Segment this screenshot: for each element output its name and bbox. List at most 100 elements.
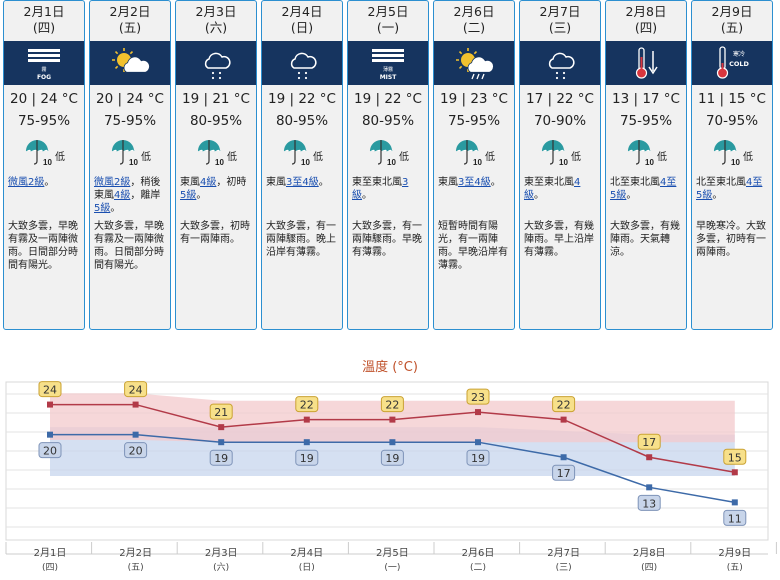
umbrella-icon: 10 [713, 140, 740, 167]
max-temp-point[interactable] [646, 454, 653, 461]
forecast-cards: 2月1日 (四) 霧 FOG 20 | 24 °C 75-95% 10 低微風2級。 大致多雲，… [3, 0, 773, 330]
min-temp-point[interactable] [560, 454, 567, 461]
wind-forecast: 微風2級。 [4, 176, 84, 216]
min-temp-label: 19 [385, 452, 399, 465]
svg-text:10: 10 [559, 158, 568, 167]
wind-text: 。 [44, 177, 55, 188]
weather-description: 大致多雲，有幾陣雨。天氣轉涼。 [610, 221, 680, 258]
data-label-box [209, 403, 233, 420]
data-label-box [380, 396, 404, 413]
forecast-card: 2月5日 (一) 薄霧 MIST 19 | 22 °C 80-95% 10 低東至東北風3級。… [347, 0, 429, 330]
card-header: 2月2日 (五) [90, 1, 170, 41]
wind-force-link[interactable]: 3至4級 [286, 177, 319, 188]
card-header: 2月3日 (六) [176, 1, 256, 41]
max-temp-point[interactable] [132, 401, 139, 408]
card-header: 2月5日 (一) [348, 1, 428, 41]
x-tick-label: 2月9日 [718, 547, 751, 559]
wind-force-link[interactable]: 5級 [94, 203, 111, 214]
wind-forecast: 東風4級，初時 5級。 [176, 176, 256, 216]
temperature-range: 20 | 24 °C [10, 91, 78, 107]
rain-probability-label: 低 [571, 151, 581, 163]
min-temp-point[interactable] [475, 439, 481, 446]
wind-text: 東風 [180, 177, 200, 188]
cooler-icon [635, 47, 658, 79]
umbrella-icon: 10 [197, 140, 224, 167]
svg-text:10: 10 [215, 158, 224, 167]
min-temp-point[interactable] [218, 439, 225, 446]
rain-icon [204, 52, 231, 80]
wind-text: 。 [626, 190, 637, 201]
data-label-box [209, 449, 233, 466]
data-label-box [723, 448, 747, 465]
wind-force-link[interactable]: 微風2級 [8, 177, 45, 188]
rain-probability-label: 低 [313, 151, 323, 163]
wind-force-link[interactable]: 4級 [200, 177, 217, 188]
max-temp-point[interactable] [218, 424, 225, 431]
svg-text:FOG: FOG [37, 74, 51, 81]
max-temp-point[interactable] [560, 416, 567, 423]
wind-force-link[interactable]: 5級 [180, 190, 197, 201]
umbrella-icon: 10 [111, 140, 138, 167]
min-temp-point[interactable] [646, 484, 653, 491]
min-temp-point[interactable] [132, 431, 139, 438]
chart-svg: 2月1日 (四) 2月2日 (五) 2月3日 (六) 2月4日 (日) 2月5日 (一) 2月6日 (… [5, 381, 777, 573]
weather-icon-band [520, 41, 600, 85]
rain-probability-label: 低 [55, 151, 65, 163]
max-temp-label: 22 [300, 399, 314, 412]
forecast-card: 2月8日 (四) 13 | 17 °C 75-95% 10 低北至東北風4至5級。 大致多雲… [605, 0, 687, 330]
card-weekday: (三) [548, 20, 572, 35]
card-date: 2月6日 [453, 4, 495, 19]
wind-forecast: 東風3至4級。 [262, 176, 342, 216]
card-weekday: (一) [376, 20, 400, 35]
wind-text: 。 [534, 190, 544, 201]
max-temp-point[interactable] [47, 401, 53, 408]
card-header: 2月6日 (二) [434, 1, 514, 41]
max-temp-label: 22 [557, 399, 571, 412]
humidity-range: 80-95% [361, 113, 415, 129]
max-temp-point[interactable] [389, 416, 396, 423]
humidity-range: 70-90% [533, 113, 587, 129]
forecast-card: 2月7日 (三) 17 | 22 °C 70-90% 10 低東至東北風4級。 大致多雲，有… [519, 0, 601, 330]
weather-icon-band [262, 41, 342, 85]
max-temp-point[interactable] [475, 409, 481, 416]
wind-forecast: 東至東北風4級。 [520, 176, 600, 216]
min-temp-point[interactable] [47, 431, 53, 438]
wind-force-link[interactable]: 微風2級 [94, 177, 131, 188]
max-temp-label: 21 [214, 406, 228, 419]
rain-probability: 10 低 [90, 138, 170, 168]
wind-force-link[interactable]: 3至4級 [458, 177, 491, 188]
forecast-card: 2月1日 (四) 霧 FOG 20 | 24 °C 75-95% 10 低微風2級。 大致多雲，… [3, 0, 85, 330]
temperature-range: 11 | 15 °C [698, 91, 766, 107]
wind-force-link[interactable]: 3級 [352, 177, 409, 201]
wind-force-link[interactable]: 4級 [524, 177, 581, 201]
x-tick-label: 2月2日 [119, 547, 152, 559]
weather-icon-band [434, 41, 514, 85]
card-weekday: (五) [118, 20, 142, 35]
min-temp-label: 19 [214, 452, 228, 465]
weather-icon-band: 霧 FOG [4, 41, 84, 85]
rain-probability: 10 低 [606, 138, 686, 168]
min-temp-point[interactable] [731, 499, 738, 506]
wind-text: 北至東北風 [610, 177, 660, 188]
wind-force-link[interactable]: 4至5級 [610, 177, 677, 201]
min-temp-label: 13 [642, 497, 656, 510]
min-temp-label: 19 [471, 452, 485, 465]
umbrella-icon: 10 [541, 140, 568, 167]
min-temp-point[interactable] [389, 439, 396, 446]
weather-description: 大致多雲，早晚有霧及一兩陣微雨。日間部分時間有陽光。 [94, 221, 164, 271]
card-date: 2月4日 [281, 4, 323, 19]
forecast-card: 2月9日 (五) 寒冷 COLD 11 | 15 °C 70-95% 10 低北至東北風4至5… [691, 0, 773, 330]
min-temp-point[interactable] [303, 439, 310, 446]
wind-force-link[interactable]: 4級 [114, 190, 131, 201]
forecast-card: 2月4日 (日) 19 | 22 °C 80-95% 10 低東風3至4級。 大致多雲，有一… [261, 0, 343, 330]
min-temp-label: 17 [557, 467, 571, 480]
wind-force-link[interactable]: 4至5級 [696, 177, 763, 201]
max-temp-point[interactable] [731, 469, 738, 476]
temperature-range: 20 | 24 °C [96, 91, 164, 107]
wind-forecast: 東至東北風3級。 [348, 176, 428, 216]
svg-text:COLD: COLD [729, 60, 749, 68]
wind-forecast: 東風3至4級。 [434, 176, 514, 216]
x-tick-sublabel: (五) [727, 563, 743, 573]
max-temp-point[interactable] [303, 416, 310, 423]
card-date: 2月9日 [711, 4, 753, 19]
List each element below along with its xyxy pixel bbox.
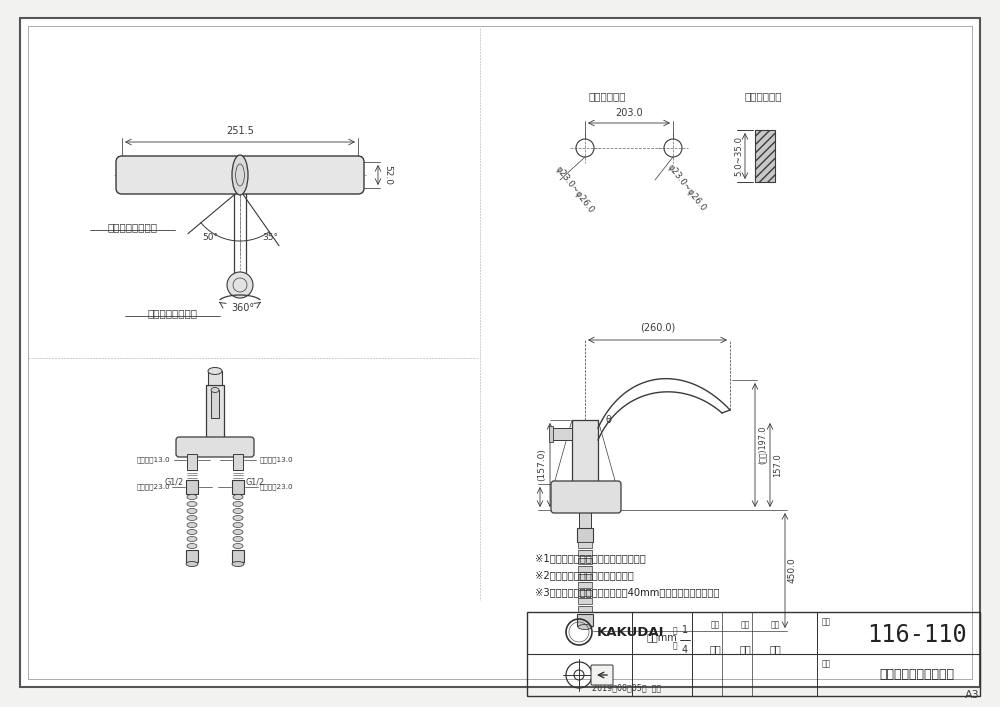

§ GOAL OF THE EXERCISE
Rewrite all of the data above with every "bbox" changed to "bounding box" and nothing else altered. Leave the pictures out.

§ ANSWER TO THIS EXERCISE
Segment this screenshot: for each element output its name and bounding box. List at most 100 elements.
umbrella-icon: 10 [713, 140, 740, 167]
max-temp-point[interactable] [646, 454, 653, 461]
forecast-cards: 2月1日 (四) 霧 FOG 20 | 24 °C 75-95% 10 低微風2級。 大致多雲，… [3, 0, 773, 330]
min-temp-point[interactable] [560, 454, 567, 461]
wind-forecast: 微風2級。 [4, 176, 84, 216]
min-temp-label: 19 [385, 452, 399, 465]
svg-text:10: 10 [559, 158, 568, 167]
wind-text: 。 [44, 177, 55, 188]
weather-description: 大致多雲，有幾陣雨。天氣轉涼。 [610, 221, 680, 258]
data-label-box [209, 403, 233, 420]
data-label-box [380, 396, 404, 413]
forecast-card: 2月5日 (一) 薄霧 MIST 19 | 22 °C 80-95% 10 低東至東北風3級。… [347, 0, 429, 330]
card-header: 2月2日 (五) [90, 1, 170, 41]
wind-force-link[interactable]: 3至4級 [286, 177, 319, 188]
card-header: 2月3日 (六) [176, 1, 256, 41]
max-temp-point[interactable] [132, 401, 139, 408]
card-header: 2月5日 (一) [348, 1, 428, 41]
x-tick-label: 2月9日 [718, 547, 751, 559]
wind-force-link[interactable]: 5級 [94, 203, 111, 214]
wind-forecast: 東風4級，初時 5級。 [176, 176, 256, 216]
temperature-range: 20 | 24 °C [10, 91, 78, 107]
rain-probability-label: 低 [571, 151, 581, 163]
min-temp-point[interactable] [475, 439, 481, 446]
wind-text: 東風 [180, 177, 200, 188]
cooler-icon [635, 47, 658, 79]
umbrella-icon: 10 [197, 140, 224, 167]
svg-text:10: 10 [215, 158, 224, 167]
min-temp-point[interactable] [218, 439, 225, 446]
rain-icon [204, 52, 231, 80]
wind-text: 。 [626, 190, 637, 201]
data-label-box [209, 449, 233, 466]
data-label-box [723, 448, 747, 465]
wind-force-link[interactable]: 微風2級 [8, 177, 45, 188]
rain-probability-label: 低 [313, 151, 323, 163]
wind-force-link[interactable]: 4級 [200, 177, 217, 188]
max-temp-point[interactable] [218, 424, 225, 431]
svg-text:FOG: FOG [37, 74, 51, 81]
max-temp-point[interactable] [560, 416, 567, 423]
wind-force-link[interactable]: 5級 [180, 190, 197, 201]
umbrella-icon: 10 [111, 140, 138, 167]
min-temp-point[interactable] [646, 484, 653, 491]
min-temp-point[interactable] [132, 431, 139, 438]
chart-svg: 2月1日 (四) 2月2日 (五) 2月3日 (六) 2月4日 (日) 2月5日 (一) 2月6日 (… [5, 381, 777, 573]
weather-icon-band [520, 41, 600, 85]
rain-probability-label: 低 [55, 151, 65, 163]
max-temp-label: 22 [300, 399, 314, 412]
forecast-card: 2月8日 (四) 13 | 17 °C 75-95% 10 低北至東北風4至5級。 大致多雲… [605, 0, 687, 330]
card-weekday: (三) [548, 20, 572, 35]
card-date: 2月6日 [453, 4, 495, 19]
wind-forecast: 東風3至4級。 [262, 176, 342, 216]
card-weekday: (一) [376, 20, 400, 35]
wind-text: 。 [534, 190, 544, 201]
max-temp-point[interactable] [47, 401, 53, 408]
card-header: 2月6日 (二) [434, 1, 514, 41]
max-temp-label: 22 [557, 399, 571, 412]
humidity-range: 80-95% [361, 113, 415, 129]
max-temp-point[interactable] [389, 416, 396, 423]
humidity-range: 70-90% [533, 113, 587, 129]
forecast-card: 2月7日 (三) 17 | 22 °C 70-90% 10 低東至東北風4級。 大致多雲，有… [519, 0, 601, 330]
weather-icon-band [262, 41, 342, 85]
max-temp-point[interactable] [475, 409, 481, 416]
wind-forecast: 東至東北風4級。 [520, 176, 600, 216]
min-temp-point[interactable] [47, 431, 53, 438]
wind-force-link[interactable]: 微風2級 [94, 177, 131, 188]
max-temp-label: 21 [214, 406, 228, 419]
rain-probability: 10 低 [90, 138, 170, 168]
wind-force-link[interactable]: 3至4級 [458, 177, 491, 188]
forecast-card: 2月1日 (四) 霧 FOG 20 | 24 °C 75-95% 10 低微風2級。 大致多雲，… [3, 0, 85, 330]
temperature-range: 11 | 15 °C [698, 91, 766, 107]
wind-force-link[interactable]: 3級 [352, 177, 409, 201]
wind-force-link[interactable]: 4級 [524, 177, 581, 201]
x-tick-label: 2月2日 [119, 547, 152, 559]
weather-icon-band [434, 41, 514, 85]
card-weekday: (五) [118, 20, 142, 35]
min-temp-label: 19 [214, 452, 228, 465]
weather-icon-band: 霧 FOG [4, 41, 84, 85]
rain-probability: 10 低 [606, 138, 686, 168]
min-temp-point[interactable] [731, 499, 738, 506]
wind-text: 北至東北風 [610, 177, 660, 188]
wind-force-link[interactable]: 4至5級 [610, 177, 677, 201]
min-temp-label: 13 [642, 497, 656, 510]
min-temp-label: 19 [471, 452, 485, 465]
umbrella-icon: 10 [541, 140, 568, 167]
min-temp-point[interactable] [389, 439, 396, 446]
weather-description: 大致多雲，早晚有霧及一兩陣微雨。日間部分時間有陽光。 [94, 221, 164, 271]
card-date: 2月4日 [281, 4, 323, 19]
forecast-card: 2月9日 (五) 寒冷 COLD 11 | 15 °C 70-95% 10 低北至東北風4至5… [691, 0, 773, 330]
min-temp-point[interactable] [303, 439, 310, 446]
wind-force-link[interactable]: 4級 [114, 190, 131, 201]
forecast-card: 2月4日 (日) 19 | 22 °C 80-95% 10 低東風3至4級。 大致多雲，有一… [261, 0, 343, 330]
min-temp-label: 17 [557, 467, 571, 480]
wind-force-link[interactable]: 4至5級 [696, 177, 763, 201]
max-temp-point[interactable] [731, 469, 738, 476]
temperature-range: 20 | 24 °C [96, 91, 164, 107]
wind-forecast: 東至東北風3級。 [348, 176, 428, 216]
svg-text:COLD: COLD [729, 60, 749, 68]
wind-forecast: 東風3至4級。 [434, 176, 514, 216]
x-tick-sublabel: (五) [727, 563, 743, 573]
max-temp-point[interactable] [303, 416, 310, 423]
card-date: 2月9日 [711, 4, 753, 19]
List each element below along with its xyxy pixel bounding box.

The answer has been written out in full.